■ **JOB**: Count lines with the string "цифры" in them. State the number alone.

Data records

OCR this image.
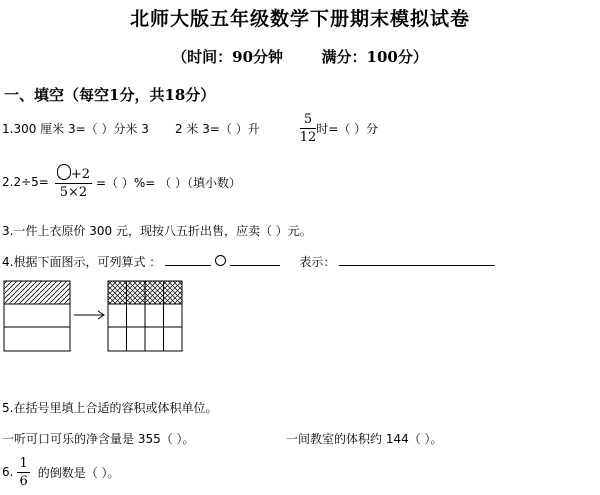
北师大版五年级数学下册期末模拟试卷
（时间：90分钟	满分：100分）
一、填空（每空1分，共18分）
1.300 厘米 3=（ ）分米 3 2 米 3=（ ）升	$\frac{5}{12}$ 时=（ ）分
$2.2\div 5= \frac{+2}{5\times 2}$ =（ ）%= （ ）（填小数）
3.一件上衣原价 300 元，现按八五折出售，应卖（ ）元。
4.根据下面图示，可列算式 ：	表示：
5.在括号里填上合适的容积或体积单位。
一听可口可乐的净含量是 355（ ）。	一间教室的体积约 144（ ）。
6. $\frac{1}{6}$ 的倒数是（ ）。
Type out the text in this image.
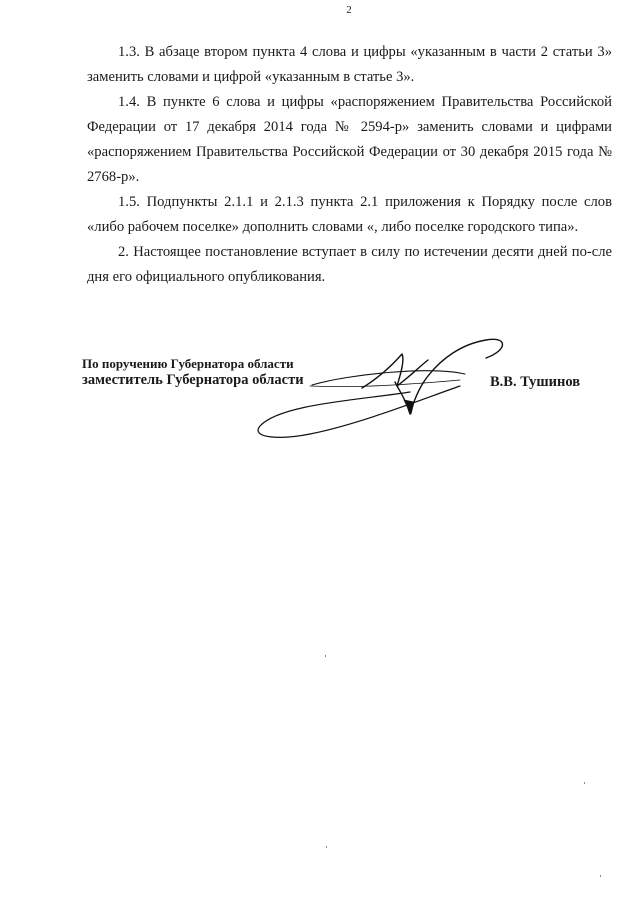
2

1.3. В абзаце втором пункта 4 слова и цифры «указанным в части 2 статьи 3» заменить словами и цифрой «указанным в статье 3».

1.4. В пункте 6 слова и цифры «распоряжением Правительства Российской Федерации от 17 декабря 2014 года № 2594-р» заменить словами и цифрами «распоряжением Правительства Российской Федерации от 30 декабря 2015 года № 2768-р».

1.5. Подпункты 2.1.1 и 2.1.3 пункта 2.1 приложения к Порядку после слов «либо рабочем поселке» дополнить словами «, либо поселке городского типа».

2. Настоящее постановление вступает в силу по истечении десяти дней по-сле дня его официального опубликования.

По поручению Губернатора области
заместитель Губернатора области	В.В. Тушинов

■ **THE REPLY**: 2